Stored entries:
start
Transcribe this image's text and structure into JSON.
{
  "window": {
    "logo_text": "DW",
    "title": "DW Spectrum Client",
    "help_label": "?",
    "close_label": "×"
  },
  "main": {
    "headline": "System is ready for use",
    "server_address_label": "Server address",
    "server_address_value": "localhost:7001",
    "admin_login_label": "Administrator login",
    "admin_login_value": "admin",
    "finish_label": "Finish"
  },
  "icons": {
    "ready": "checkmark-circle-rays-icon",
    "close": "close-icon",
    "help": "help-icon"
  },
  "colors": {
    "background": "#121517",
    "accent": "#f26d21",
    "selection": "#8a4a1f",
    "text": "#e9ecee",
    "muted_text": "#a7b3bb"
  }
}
end
PROBLEM TO SOLVE: Keep only the lines that hold the string "ready", and copy them out.

REPLY TO THE EXERCISE:
    "headline": "System is ready for use",
    "ready": "checkmark-circle-rays-icon",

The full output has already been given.